● **Source records**:
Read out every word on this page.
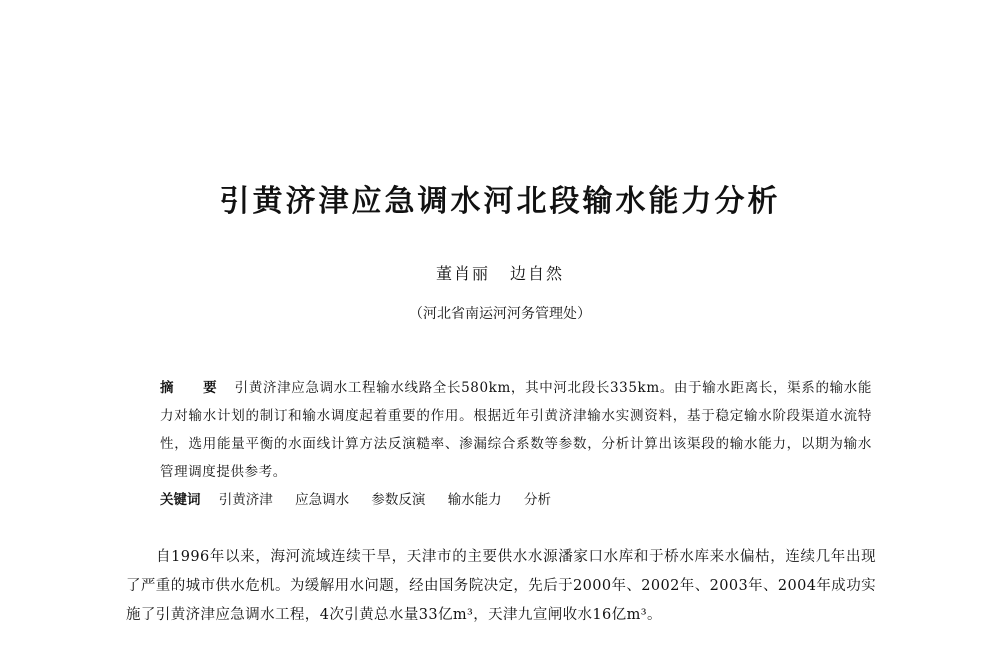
引黄济津应急调水河北段输水能力分析
董肖丽 边自然
（河北省南运河河务管理处）
摘　要 引黄济津应急调水工程输水线路全长580km，其中河北段长335km。由于输水距离长，渠系的输水能力对输水计划的制订和输水调度起着重要的作用。根据近年引黄济津输水实测资料，基于稳定输水阶段渠道水流特性，选用能量平衡的水面线计算方法反演糙率、渗漏综合系数等参数，分析计算出该渠段的输水能力，以期为输水管理调度提供参考。
关键词 引黄济津 应急调水 参数反演 输水能力 分析
自1996年以来，海河流域连续干旱，天津市的主要供水水源潘家口水库和于桥水库来水偏枯，连续几年出现了严重的城市供水危机。为缓解用水问题，经由国务院决定，先后于2000年、2002年、2003年、2004年成功实施了引黄济津应急调水工程，4次引黄总水量33亿m³，天津九宣闸收水16亿m³。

● **Directions for this task**: Reproduce the data above in full, exactly as it is, with the pictures left out.

● **Solution for this problem**:
Read out every word on this page.
引黄济津应急调水河北段输水能力分析
董肖丽 边自然
（河北省南运河河务管理处）
摘　要 引黄济津应急调水工程输水线路全长580km，其中河北段长335km。由于输水距离长，渠系的输水能力对输水计划的制订和输水调度起着重要的作用。根据近年引黄济津输水实测资料，基于稳定输水阶段渠道水流特性，选用能量平衡的水面线计算方法反演糙率、渗漏综合系数等参数，分析计算出该渠段的输水能力，以期为输水管理调度提供参考。
关键词 引黄济津 应急调水 参数反演 输水能力 分析
自1996年以来，海河流域连续干旱，天津市的主要供水水源潘家口水库和于桥水库来水偏枯，连续几年出现了严重的城市供水危机。为缓解用水问题，经由国务院决定，先后于2000年、2002年、2003年、2004年成功实施了引黄济津应急调水工程，4次引黄总水量33亿m³，天津九宣闸收水16亿m³。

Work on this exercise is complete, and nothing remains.